Note how many lines include the word "document", and give that number by itself.

Entries taken from a collection:

/---

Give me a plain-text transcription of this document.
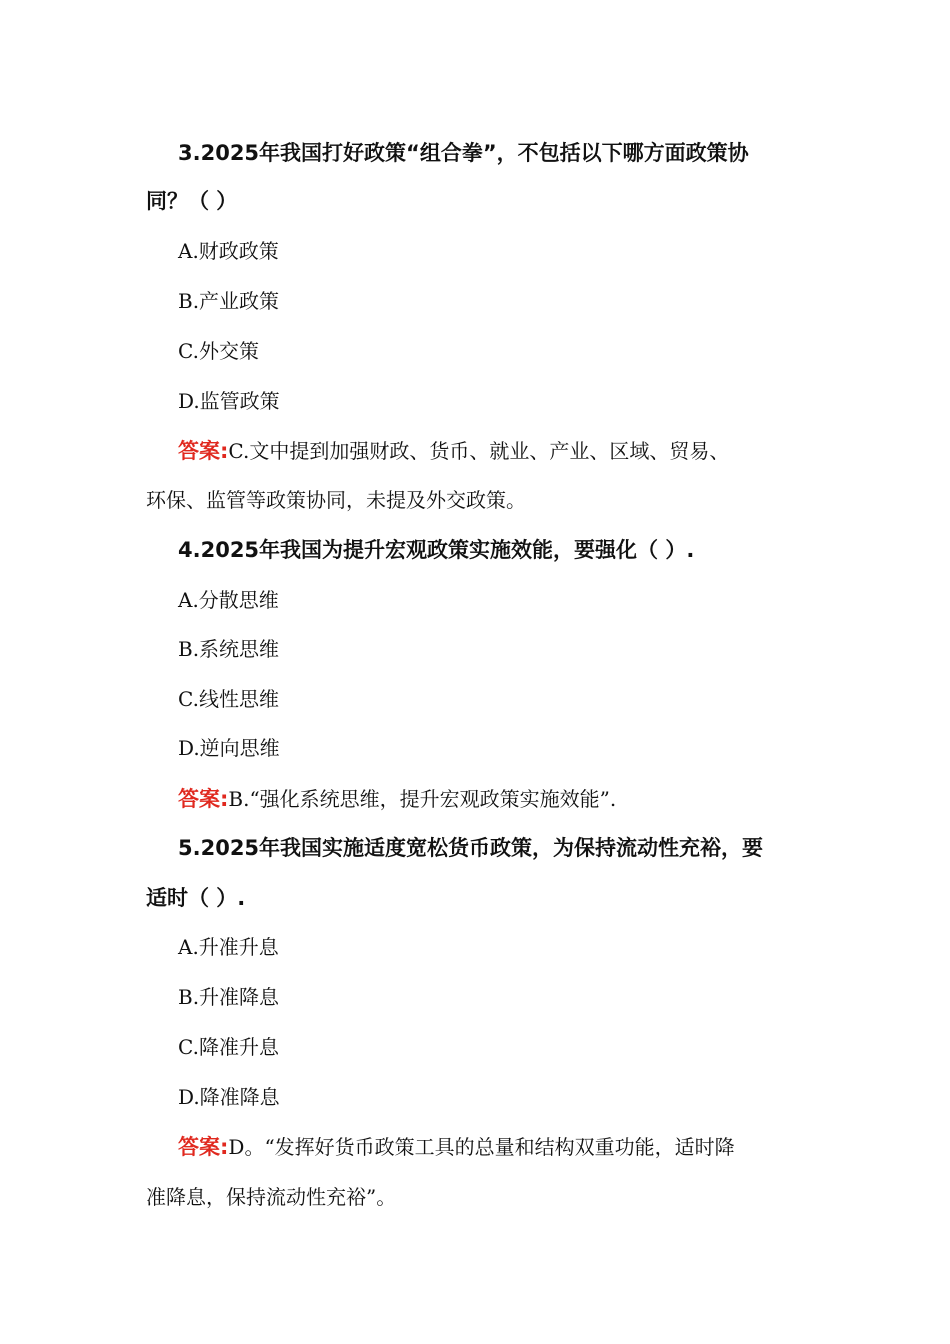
3.2025年我国打好政策“组合拳”，不包括以下哪方面政策协

同？（ ）

A.财政政策

B.产业政策

C.外交策

D.监管政策

答案:C.文中提到加强财政、货币、就业、产业、区域、贸易、

环保、监管等政策协同，未提及外交政策。

4.2025年我国为提升宏观政策实施效能，要强化（ ）.

A.分散思维

B.系统思维

C.线性思维

D.逆向思维

答案:B.“强化系统思维，提升宏观政策实施效能”.

5.2025年我国实施适度宽松货币政策，为保持流动性充裕，要

适时（ ）.

A.升准升息

B.升准降息

C.降准升息

D.降准降息

答案:D。“发挥好货币政策工具的总量和结构双重功能，适时降

准降息，保持流动性充裕”。
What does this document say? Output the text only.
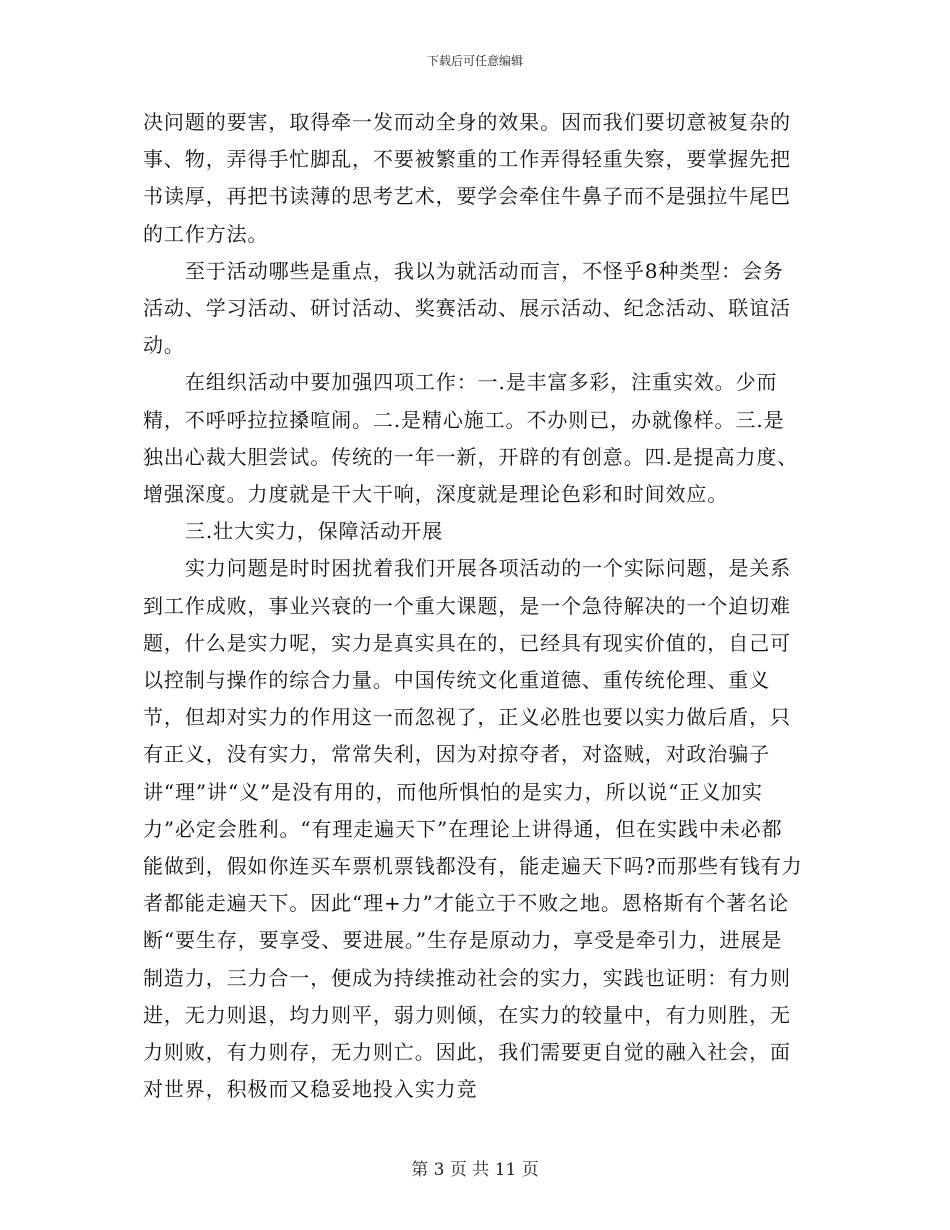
下载后可任意编辑

决问题的要害，取得牵一发而动全身的效果。因而我们要切意被复杂的事、物，弄得手忙脚乱，不要被繁重的工作弄得轻重失察，要掌握先把书读厚，再把书读薄的思考艺术，要学会牵住牛鼻子而不是强拉牛尾巴的工作方法。

至于活动哪些是重点，我以为就活动而言，不怪乎8种类型：会务活动、学习活动、研讨活动、奖赛活动、展示活动、纪念活动、联谊活动。

在组织活动中要加强四项工作：一.是丰富多彩，注重实效。少而精，不呼呼拉拉搡喧闹。二.是精心施工。不办则已，办就像样。三.是独出心裁大胆尝试。传统的一年一新，开辟的有创意。四.是提高力度、增强深度。力度就是干大干响，深度就是理论色彩和时间效应。

三.壮大实力，保障活动开展

实力问题是时时困扰着我们开展各项活动的一个实际问题，是关系到工作成败，事业兴衰的一个重大课题，是一个急待解决的一个迫切难题，什么是实力呢，实力是真实具在的，已经具有现实价值的，自己可以控制与操作的综合力量。中国传统文化重道德、重传统伦理、重义节，但却对实力的作用这一而忽视了，正义必胜也要以实力做后盾，只有正义，没有实力，常常失利，因为对掠夺者，对盗贼，对政治骗子讲“理”讲“义”是没有用的，而他所惧怕的是实力，所以说“正义加实力”必定会胜利。“有理走遍天下”在理论上讲得通，但在实践中未必都能做到，假如你连买车票机票钱都没有，能走遍天下吗?而那些有钱有力者都能走遍天下。因此“理+力”才能立于不败之地。恩格斯有个著名论断“要生存，要享受、要进展。”生存是原动力，享受是牵引力，进展是制造力，三力合一，便成为持续推动社会的实力，实践也证明：有力则进，无力则退，均力则平，弱力则倾，在实力的较量中，有力则胜，无力则败，有力则存，无力则亡。因此，我们需要更自觉的融入社会，面对世界，积极而又稳妥地投入实力竞

第 3 页 共 11 页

\---

FINISHED EXERCISE:
2